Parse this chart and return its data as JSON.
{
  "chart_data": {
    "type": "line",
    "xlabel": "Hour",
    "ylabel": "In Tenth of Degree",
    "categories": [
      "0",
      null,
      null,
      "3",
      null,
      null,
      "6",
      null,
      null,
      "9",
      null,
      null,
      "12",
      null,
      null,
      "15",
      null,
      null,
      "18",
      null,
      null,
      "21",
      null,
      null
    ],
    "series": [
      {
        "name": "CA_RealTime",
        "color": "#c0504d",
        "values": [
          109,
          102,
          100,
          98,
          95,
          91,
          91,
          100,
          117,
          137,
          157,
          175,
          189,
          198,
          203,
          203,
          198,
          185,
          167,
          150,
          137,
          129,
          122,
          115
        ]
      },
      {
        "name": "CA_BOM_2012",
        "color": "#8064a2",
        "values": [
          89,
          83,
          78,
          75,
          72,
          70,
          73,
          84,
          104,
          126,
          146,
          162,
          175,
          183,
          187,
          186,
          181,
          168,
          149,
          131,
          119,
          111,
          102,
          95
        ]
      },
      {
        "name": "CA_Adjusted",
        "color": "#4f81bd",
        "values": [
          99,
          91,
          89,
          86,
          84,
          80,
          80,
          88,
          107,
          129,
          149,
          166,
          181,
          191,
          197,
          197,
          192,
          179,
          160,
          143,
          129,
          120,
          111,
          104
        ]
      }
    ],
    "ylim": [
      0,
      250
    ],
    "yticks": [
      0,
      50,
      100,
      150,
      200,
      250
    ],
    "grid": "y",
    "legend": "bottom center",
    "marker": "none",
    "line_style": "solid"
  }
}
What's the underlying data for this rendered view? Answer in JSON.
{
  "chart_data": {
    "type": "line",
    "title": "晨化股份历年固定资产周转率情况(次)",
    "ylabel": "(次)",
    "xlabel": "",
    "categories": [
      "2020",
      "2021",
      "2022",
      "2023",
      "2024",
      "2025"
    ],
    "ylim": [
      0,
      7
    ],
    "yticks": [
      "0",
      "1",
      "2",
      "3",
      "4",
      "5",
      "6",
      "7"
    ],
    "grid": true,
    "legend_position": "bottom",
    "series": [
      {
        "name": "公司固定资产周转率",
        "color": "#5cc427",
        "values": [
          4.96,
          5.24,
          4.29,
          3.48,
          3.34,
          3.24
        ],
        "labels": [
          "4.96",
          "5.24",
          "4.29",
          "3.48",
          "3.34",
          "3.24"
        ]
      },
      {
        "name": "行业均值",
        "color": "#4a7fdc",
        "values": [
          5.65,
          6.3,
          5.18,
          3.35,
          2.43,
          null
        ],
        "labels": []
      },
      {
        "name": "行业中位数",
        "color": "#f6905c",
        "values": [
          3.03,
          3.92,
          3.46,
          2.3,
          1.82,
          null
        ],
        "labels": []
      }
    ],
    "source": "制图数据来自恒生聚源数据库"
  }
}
·····
## WHAT THE TASK REQUIRES
Repeat each record exactly, leaving nothing out.

## TASK RESULT
Parse this chart and return its data as JSON.
{
  "chart_data": {
    "type": "line",
    "xlabel": "Hour",
    "ylabel": "In Tenth of Degree",
    "categories": [
      "0",
      null,
      null,
      "3",
      null,
      null,
      "6",
      null,
      null,
      "9",
      null,
      null,
      "12",
      null,
      null,
      "15",
      null,
      null,
      "18",
      null,
      null,
      "21",
      null,
      null
    ],
    "series": [
      {
        "name": "CA_RealTime",
        "color": "#c0504d",
        "values": [
          109,
          102,
          100,
          98,
          95,
          91,
          91,
          100,
          117,
          137,
          157,
          175,
          189,
          198,
          203,
          203,
          198,
          185,
          167,
          150,
          137,
          129,
          122,
          115
        ]
      },
      {
        "name": "CA_BOM_2012",
        "color": "#8064a2",
        "values": [
          89,
          83,
          78,
          75,
          72,
          70,
          73,
          84,
          104,
          126,
          146,
          162,
          175,
          183,
          187,
          186,
          181,
          168,
          149,
          131,
          119,
          111,
          102,
          95
        ]
      },
      {
        "name": "CA_Adjusted",
        "color": "#4f81bd",
        "values": [
          99,
          91,
          89,
          86,
          84,
          80,
          80,
          88,
          107,
          129,
          149,
          166,
          181,
          191,
          197,
          197,
          192,
          179,
          160,
          143,
          129,
          120,
          111,
          104
        ]
      }
    ],
    "ylim": [
      0,
      250
    ],
    "yticks": [
      0,
      50,
      100,
      150,
      200,
      250
    ],
    "grid": "y",
    "legend": "bottom center",
    "marker": "none",
    "line_style": "solid"
  }
}
What's the underlying data for this rendered view? Answer in JSON.
{
  "chart_data": {
    "type": "line",
    "title": "晨化股份历年固定资产周转率情况(次)",
    "ylabel": "(次)",
    "xlabel": "",
    "categories": [
      "2020",
      "2021",
      "2022",
      "2023",
      "2024",
      "2025"
    ],
    "ylim": [
      0,
      7
    ],
    "yticks": [
      "0",
      "1",
      "2",
      "3",
      "4",
      "5",
      "6",
      "7"
    ],
    "grid": true,
    "legend_position": "bottom",
    "series": [
      {
        "name": "公司固定资产周转率",
        "color": "#5cc427",
        "values": [
          4.96,
          5.24,
          4.29,
          3.48,
          3.34,
          3.24
        ],
        "labels": [
          "4.96",
          "5.24",
          "4.29",
          "3.48",
          "3.34",
          "3.24"
        ]
      },
      {
        "name": "行业均值",
        "color": "#4a7fdc",
        "values": [
          5.65,
          6.3,
          5.18,
          3.35,
          2.43,
          null
        ],
        "labels": []
      },
      {
        "name": "行业中位数",
        "color": "#f6905c",
        "values": [
          3.03,
          3.92,
          3.46,
          2.3,
          1.82,
          null
        ],
        "labels": []
      }
    ],
    "source": "制图数据来自恒生聚源数据库"
  }
}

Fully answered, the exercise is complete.